*Material*
============================================================

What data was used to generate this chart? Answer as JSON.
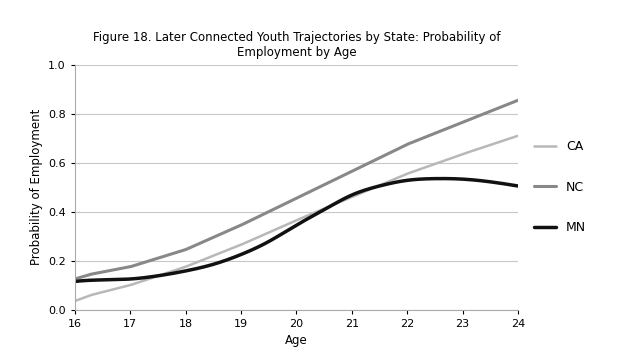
{
  "title": "Figure 18. Later Connected Youth Trajectories by State: Probability of\nEmployment by Age",
  "xlabel": "Age",
  "ylabel": "Probability of Employment",
  "xlim": [
    16,
    24
  ],
  "ylim": [
    0,
    1
  ],
  "xticks": [
    16,
    17,
    18,
    19,
    20,
    21,
    22,
    23,
    24
  ],
  "yticks": [
    0,
    0.2,
    0.4,
    0.6,
    0.8,
    1.0
  ],
  "CA": {
    "ages": [
      16,
      16.3,
      17,
      18,
      19,
      20,
      21,
      22,
      23,
      24
    ],
    "probs": [
      0.035,
      0.06,
      0.1,
      0.175,
      0.265,
      0.365,
      0.46,
      0.555,
      0.635,
      0.71
    ],
    "color": "#b8b8b8",
    "linewidth": 1.8,
    "label": "CA"
  },
  "NC": {
    "ages": [
      16,
      16.3,
      17,
      18,
      19,
      20,
      21,
      22,
      23,
      24
    ],
    "probs": [
      0.125,
      0.145,
      0.175,
      0.245,
      0.345,
      0.455,
      0.565,
      0.675,
      0.765,
      0.855
    ],
    "color": "#888888",
    "linewidth": 2.2,
    "label": "NC"
  },
  "MN": {
    "ages": [
      16,
      16.3,
      17,
      17.5,
      18,
      18.5,
      19,
      19.5,
      20,
      20.5,
      21,
      21.5,
      22,
      22.5,
      23,
      23.5,
      24
    ],
    "probs": [
      0.115,
      0.12,
      0.125,
      0.138,
      0.158,
      0.185,
      0.225,
      0.278,
      0.345,
      0.408,
      0.468,
      0.505,
      0.528,
      0.535,
      0.533,
      0.522,
      0.505
    ],
    "color": "#111111",
    "linewidth": 2.5,
    "label": "MN"
  },
  "background_color": "#ffffff",
  "grid_color": "#c8c8c8",
  "title_fontsize": 8.5,
  "axis_label_fontsize": 8.5,
  "tick_fontsize": 8,
  "legend_fontsize": 9
}
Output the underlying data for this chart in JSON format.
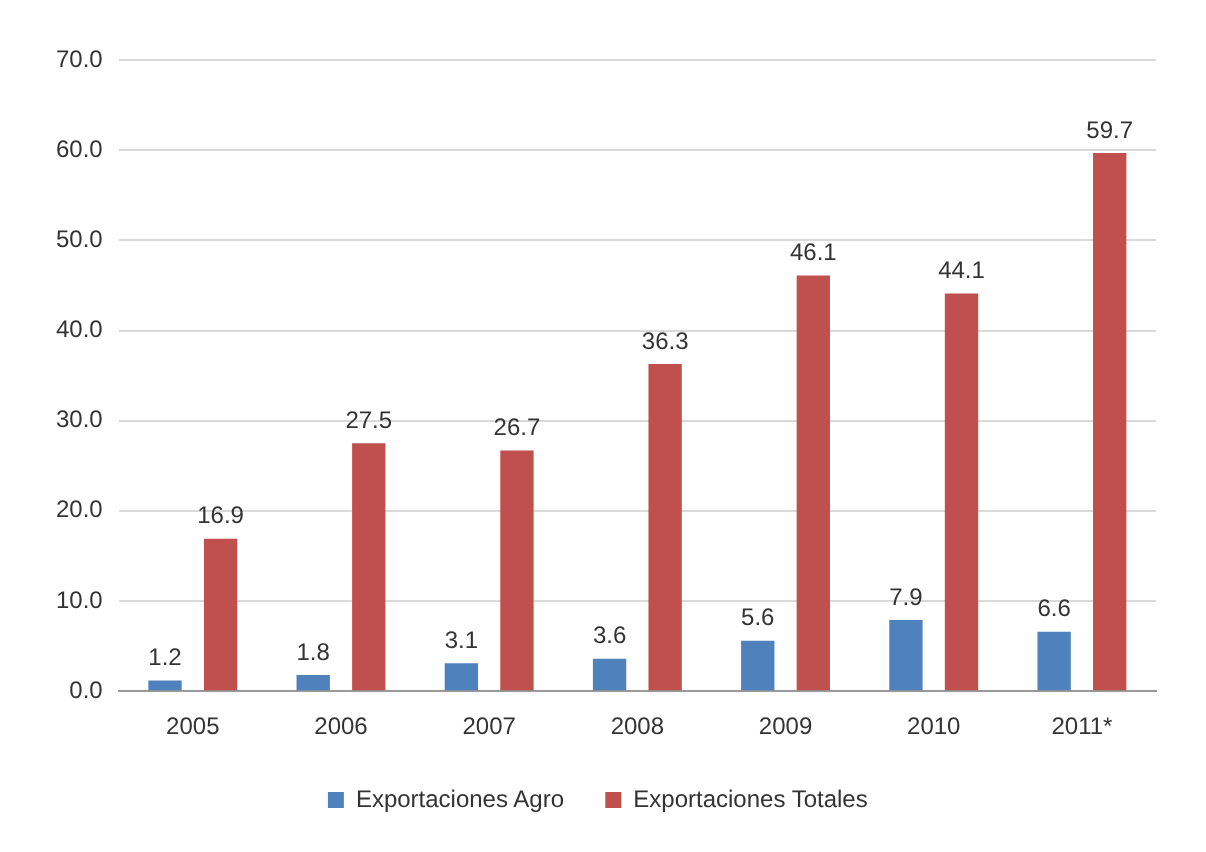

============================================================

Find the lines containing "chart" and pull them out.

*Answer below*
What data was used to generate this chart? Answer as JSON.
Output the underlying data for this chart in JSON format.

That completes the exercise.